» Requirement
Which lines hold the string "election"? Copy every one of them.

» Given data
——

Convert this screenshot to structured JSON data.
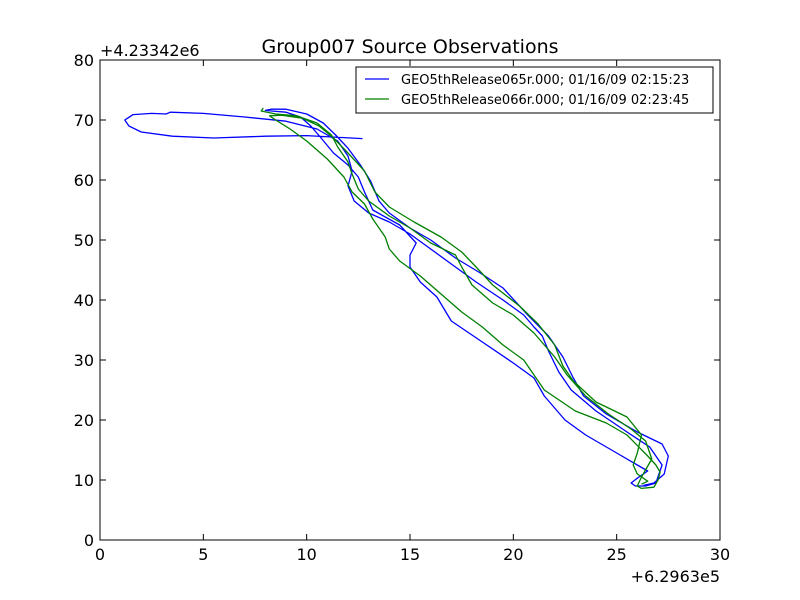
{
  "chart_data": {
    "type": "line",
    "title": "Group007 Source Observations",
    "xlabel": "",
    "ylabel": "",
    "x_offset_label": "+6.2963e5",
    "y_offset_label": "+4.23342e6",
    "xlim": [
      0,
      30
    ],
    "ylim": [
      0,
      80
    ],
    "xticks": [
      0,
      5,
      10,
      15,
      20,
      25,
      30
    ],
    "yticks": [
      0,
      10,
      20,
      30,
      40,
      50,
      60,
      70,
      80
    ],
    "grid": false,
    "legend_position": "top-right",
    "series": [
      {
        "name": "GEO5thRelease065r.000; 01/16/09 02:15:23",
        "color": "#0000ff",
        "points": [
          [
            12.7,
            66.9
          ],
          [
            10.0,
            67.4
          ],
          [
            8.0,
            67.3
          ],
          [
            5.5,
            67.0
          ],
          [
            3.5,
            67.3
          ],
          [
            2.0,
            68.0
          ],
          [
            1.4,
            69.0
          ],
          [
            1.2,
            70.0
          ],
          [
            1.6,
            70.9
          ],
          [
            2.5,
            71.1
          ],
          [
            3.2,
            71.0
          ],
          [
            3.4,
            71.3
          ],
          [
            5.0,
            71.1
          ],
          [
            7.0,
            70.5
          ],
          [
            9.0,
            69.8
          ],
          [
            10.5,
            68.5
          ],
          [
            11.5,
            66.5
          ],
          [
            12.0,
            64.0
          ],
          [
            12.2,
            61.5
          ],
          [
            12.0,
            59.0
          ],
          [
            12.3,
            56.5
          ],
          [
            13.0,
            54.5
          ],
          [
            14.0,
            53.0
          ],
          [
            15.0,
            51.0
          ],
          [
            16.0,
            48.5
          ],
          [
            17.0,
            46.0
          ],
          [
            18.2,
            43.0
          ],
          [
            19.5,
            40.0
          ],
          [
            20.5,
            37.5
          ],
          [
            21.0,
            35.5
          ],
          [
            21.4,
            34.0
          ],
          [
            21.7,
            31.5
          ],
          [
            22.2,
            28.0
          ],
          [
            22.8,
            25.0
          ],
          [
            24.0,
            21.5
          ],
          [
            25.5,
            18.0
          ],
          [
            26.6,
            15.5
          ],
          [
            27.2,
            12.5
          ],
          [
            26.9,
            9.5
          ],
          [
            26.4,
            9.0
          ],
          [
            25.9,
            9.0
          ],
          [
            25.7,
            9.5
          ],
          [
            26.0,
            10.3
          ],
          [
            26.5,
            11.5
          ],
          [
            26.0,
            12.5
          ],
          [
            25.0,
            14.5
          ],
          [
            23.5,
            17.5
          ],
          [
            22.5,
            20.0
          ],
          [
            21.5,
            24.0
          ],
          [
            21.0,
            27.0
          ],
          [
            20.0,
            29.5
          ],
          [
            18.5,
            33.0
          ],
          [
            17.0,
            36.5
          ],
          [
            16.3,
            40.5
          ],
          [
            15.5,
            43.0
          ],
          [
            15.0,
            45.5
          ],
          [
            15.0,
            47.5
          ],
          [
            15.3,
            49.5
          ],
          [
            14.5,
            52.5
          ],
          [
            13.2,
            55.0
          ],
          [
            12.8,
            58.0
          ],
          [
            12.5,
            60.5
          ],
          [
            12.0,
            62.5
          ],
          [
            11.3,
            64.5
          ],
          [
            10.7,
            67.0
          ],
          [
            10.2,
            69.0
          ],
          [
            9.7,
            70.5
          ],
          [
            9.0,
            71.3
          ],
          [
            8.3,
            71.5
          ],
          [
            8.0,
            71.6
          ],
          [
            8.3,
            71.8
          ],
          [
            9.0,
            71.8
          ],
          [
            10.0,
            71.0
          ],
          [
            10.8,
            69.5
          ],
          [
            11.4,
            67.5
          ],
          [
            12.0,
            65.3
          ],
          [
            12.6,
            62.5
          ],
          [
            13.1,
            59.8
          ],
          [
            13.5,
            56.5
          ],
          [
            14.0,
            54.5
          ],
          [
            15.0,
            52.0
          ],
          [
            16.0,
            50.0
          ],
          [
            17.2,
            47.0
          ],
          [
            18.4,
            44.5
          ],
          [
            19.5,
            42.0
          ],
          [
            20.7,
            37.5
          ],
          [
            21.7,
            34.0
          ],
          [
            22.4,
            30.5
          ],
          [
            22.9,
            27.0
          ],
          [
            23.4,
            24.0
          ],
          [
            24.5,
            21.0
          ],
          [
            26.0,
            18.0
          ],
          [
            27.2,
            16.0
          ],
          [
            27.5,
            14.0
          ],
          [
            27.3,
            11.0
          ],
          [
            26.8,
            9.5
          ],
          [
            26.3,
            9.1
          ]
        ]
      },
      {
        "name": "GEO5thRelease066r.000; 01/16/09 02:23:45",
        "color": "#008000",
        "points": [
          [
            7.9,
            72.0
          ],
          [
            7.8,
            71.5
          ],
          [
            8.5,
            71.0
          ],
          [
            9.5,
            70.7
          ],
          [
            10.5,
            69.5
          ],
          [
            11.2,
            67.5
          ],
          [
            11.5,
            65.5
          ],
          [
            12.0,
            63.0
          ],
          [
            12.2,
            61.0
          ],
          [
            12.5,
            58.5
          ],
          [
            13.0,
            56.5
          ],
          [
            14.0,
            54.0
          ],
          [
            15.0,
            52.0
          ],
          [
            16.0,
            49.5
          ],
          [
            17.2,
            47.5
          ],
          [
            17.5,
            45.5
          ],
          [
            18.0,
            42.5
          ],
          [
            19.0,
            39.5
          ],
          [
            20.0,
            37.5
          ],
          [
            21.0,
            34.5
          ],
          [
            22.0,
            30.5
          ],
          [
            22.6,
            27.5
          ],
          [
            23.5,
            24.0
          ],
          [
            24.6,
            21.0
          ],
          [
            25.7,
            18.5
          ],
          [
            26.4,
            16.5
          ],
          [
            26.7,
            13.5
          ],
          [
            26.2,
            10.5
          ],
          [
            26.0,
            9.0
          ],
          [
            26.2,
            8.6
          ],
          [
            26.8,
            8.8
          ],
          [
            27.0,
            10.0
          ],
          [
            27.1,
            11.3
          ],
          [
            26.9,
            12.5
          ],
          [
            26.5,
            14.0
          ],
          [
            25.5,
            17.5
          ],
          [
            24.5,
            19.5
          ],
          [
            23.0,
            21.5
          ],
          [
            21.5,
            25.0
          ],
          [
            20.8,
            28.5
          ],
          [
            20.5,
            30.0
          ],
          [
            19.5,
            32.5
          ],
          [
            18.5,
            35.5
          ],
          [
            17.5,
            38.0
          ],
          [
            16.5,
            41.0
          ],
          [
            15.5,
            44.0
          ],
          [
            14.5,
            46.5
          ],
          [
            14.0,
            48.5
          ],
          [
            13.8,
            50.5
          ],
          [
            13.2,
            53.5
          ],
          [
            12.8,
            56.0
          ],
          [
            12.2,
            58.0
          ],
          [
            11.8,
            60.5
          ],
          [
            11.0,
            63.5
          ],
          [
            10.0,
            66.5
          ],
          [
            9.2,
            68.5
          ],
          [
            8.5,
            70.0
          ],
          [
            8.2,
            70.7
          ],
          [
            8.8,
            70.8
          ],
          [
            9.8,
            70.3
          ],
          [
            10.6,
            69.0
          ],
          [
            11.3,
            67.0
          ],
          [
            12.0,
            64.5
          ],
          [
            12.8,
            61.5
          ],
          [
            13.3,
            58.0
          ],
          [
            14.0,
            55.5
          ],
          [
            15.2,
            53.0
          ],
          [
            16.5,
            50.5
          ],
          [
            17.5,
            48.0
          ],
          [
            18.2,
            45.5
          ],
          [
            19.0,
            42.5
          ],
          [
            20.3,
            39.0
          ],
          [
            21.2,
            36.0
          ],
          [
            22.0,
            32.5
          ],
          [
            22.4,
            29.0
          ],
          [
            22.9,
            26.5
          ],
          [
            24.0,
            23.0
          ],
          [
            25.5,
            20.5
          ],
          [
            26.2,
            17.5
          ],
          [
            26.0,
            14.5
          ],
          [
            25.8,
            12.5
          ],
          [
            26.0,
            11.0
          ],
          [
            26.5,
            9.8
          ],
          [
            26.2,
            9.3
          ]
        ]
      }
    ]
  }
}
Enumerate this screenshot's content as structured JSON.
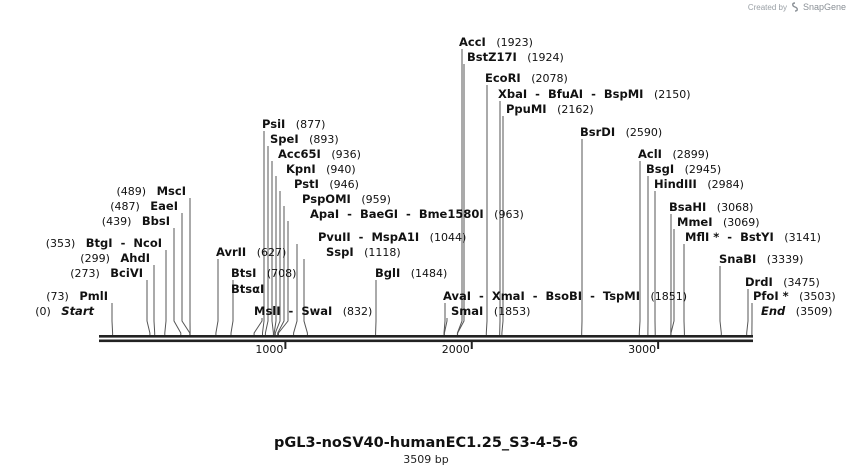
{
  "credit": {
    "created_by": "Created by",
    "brand": "SnapGene"
  },
  "map": {
    "name": "pGL3-noSV40-humanEC1.25_S3-4-5-6",
    "length_label": "3509 bp",
    "total_bp": 3509
  },
  "axis": {
    "ticks": [
      1000,
      2000,
      3000
    ]
  },
  "sites": [
    {
      "parts": [
        "AccI"
      ],
      "pos": "(1923)",
      "loc": 1923
    },
    {
      "parts": [
        "BstZ17I"
      ],
      "pos": "(1924)",
      "loc": 1924
    },
    {
      "parts": [
        "EcoRI"
      ],
      "pos": "(2078)",
      "loc": 2078
    },
    {
      "parts": [
        "XbaI",
        "BfuAI",
        "BspMI"
      ],
      "pos": "(2150)",
      "loc": 2150
    },
    {
      "parts": [
        "PpuMI"
      ],
      "pos": "(2162)",
      "loc": 2162
    },
    {
      "parts": [
        "PsiI"
      ],
      "pos": "(877)",
      "loc": 877
    },
    {
      "parts": [
        "BsrDI"
      ],
      "pos": "(2590)",
      "loc": 2590
    },
    {
      "parts": [
        "SpeI"
      ],
      "pos": "(893)",
      "loc": 893
    },
    {
      "parts": [
        "Acc65I"
      ],
      "pos": "(936)",
      "loc": 936
    },
    {
      "parts": [
        "AclI"
      ],
      "pos": "(2899)",
      "loc": 2899
    },
    {
      "parts": [
        "KpnI"
      ],
      "pos": "(940)",
      "loc": 940
    },
    {
      "parts": [
        "BsgI"
      ],
      "pos": "(2945)",
      "loc": 2945
    },
    {
      "parts": [
        "PstI"
      ],
      "pos": "(946)",
      "loc": 946
    },
    {
      "parts": [
        "HindIII"
      ],
      "pos": "(2984)",
      "loc": 2984
    },
    {
      "parts": [
        "MscI"
      ],
      "pos": "(489)",
      "loc": 489
    },
    {
      "parts": [
        "PspOMI"
      ],
      "pos": "(959)",
      "loc": 959
    },
    {
      "parts": [
        "EaeI"
      ],
      "pos": "(487)",
      "loc": 487
    },
    {
      "parts": [
        "BsaHI"
      ],
      "pos": "(3068)",
      "loc": 3068
    },
    {
      "parts": [
        "ApaI",
        "BaeGI",
        "Bme1580I"
      ],
      "pos": "(963)",
      "loc": 963
    },
    {
      "parts": [
        "BbsI"
      ],
      "pos": "(439)",
      "loc": 439
    },
    {
      "parts": [
        "MmeI"
      ],
      "pos": "(3069)",
      "loc": 3069
    },
    {
      "parts": [
        "PvuII",
        "MspA1I"
      ],
      "pos": "(1044)",
      "loc": 1044
    },
    {
      "parts": [
        "BtgI",
        "NcoI"
      ],
      "pos": "(353)",
      "loc": 353
    },
    {
      "parts": [
        "MflI *",
        "BstYI"
      ],
      "pos": "(3141)",
      "loc": 3141
    },
    {
      "parts": [
        "AvrII"
      ],
      "pos": "(627)",
      "loc": 627
    },
    {
      "parts": [
        "SspI"
      ],
      "pos": "(1118)",
      "loc": 1118
    },
    {
      "parts": [
        "AhdI"
      ],
      "pos": "(299)",
      "loc": 299
    },
    {
      "parts": [
        "SnaBI"
      ],
      "pos": "(3339)",
      "loc": 3339
    },
    {
      "parts": [
        "BciVI"
      ],
      "pos": "(273)",
      "loc": 273
    },
    {
      "parts": [
        "BtsI"
      ],
      "pos": "(708)",
      "loc": 708
    },
    {
      "parts": [
        "BglI"
      ],
      "pos": "(1484)",
      "loc": 1484
    },
    {
      "parts": [
        "DrdI"
      ],
      "pos": "(3475)",
      "loc": 3475
    },
    {
      "parts": [
        "BtsαI"
      ],
      "pos": "",
      "loc": 708
    },
    {
      "parts": [
        "PmlI"
      ],
      "pos": "(73)",
      "loc": 73
    },
    {
      "parts": [
        "AvaI",
        "XmaI",
        "BsoBI",
        "TspMI"
      ],
      "pos": "(1851)",
      "loc": 1851
    },
    {
      "parts": [
        "PfoI *"
      ],
      "pos": "(3503)",
      "loc": 3503
    },
    {
      "parts": [
        "Start"
      ],
      "pos": "(0)",
      "loc": 0,
      "italic": true
    },
    {
      "parts": [
        "MslI",
        "SwaI"
      ],
      "pos": "(832)",
      "loc": 832
    },
    {
      "parts": [
        "SmaI"
      ],
      "pos": "(1853)",
      "loc": 1853
    },
    {
      "parts": [
        "End"
      ],
      "pos": "(3509)",
      "loc": 3509,
      "italic": true
    }
  ]
}
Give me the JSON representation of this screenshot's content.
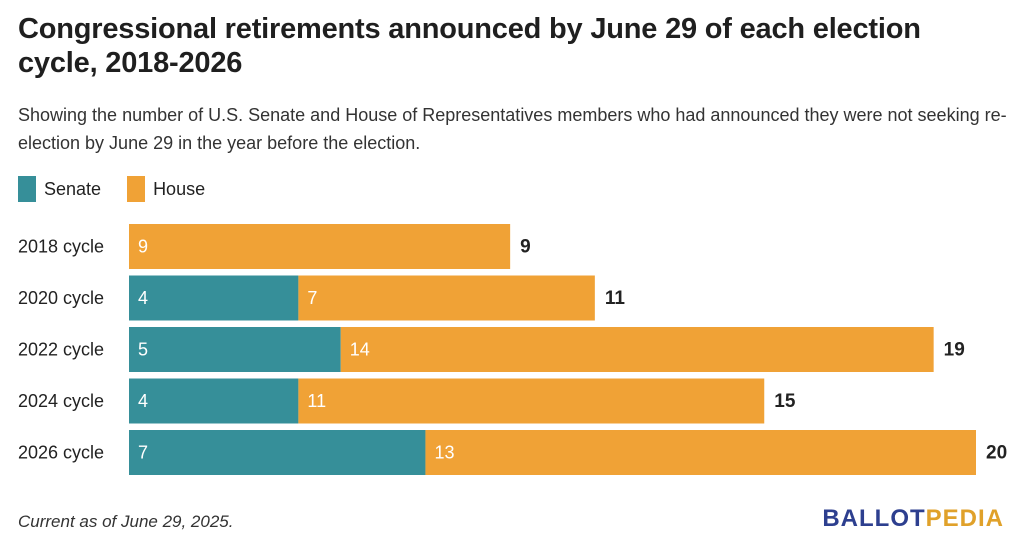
{
  "title": "Congressional retirements announced by June 29 of each election cycle, 2018-2026",
  "subtitle": "Showing the number of U.S. Senate and House of Representatives members who had announced they were not seeking re-election by June 29 in the year before the election.",
  "footer_note": "Current as of June 29, 2025.",
  "logo": {
    "part1": "BALLOT",
    "part2": "PEDIA"
  },
  "colors": {
    "senate": "#368f99",
    "house": "#f0a236"
  },
  "chart_data": {
    "type": "bar",
    "orientation": "horizontal",
    "stacked": true,
    "categories": [
      "2018 cycle",
      "2020 cycle",
      "2022 cycle",
      "2024 cycle",
      "2026 cycle"
    ],
    "series": [
      {
        "name": "Senate",
        "values": [
          0,
          4,
          5,
          4,
          7
        ]
      },
      {
        "name": "House",
        "values": [
          9,
          7,
          14,
          11,
          13
        ]
      }
    ],
    "totals": [
      9,
      11,
      19,
      15,
      20
    ],
    "xlim": [
      0,
      20
    ],
    "grid": false,
    "legend": "top-left"
  }
}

——

» Final result
  "title": "Congressional retirements announced by June 29 of each election cycle, 2018-2026",
  "subtitle": "Showing the number of U.S. Senate and House of Representatives members who had announced they were not seeking re-election by June 29 in the year before the election.",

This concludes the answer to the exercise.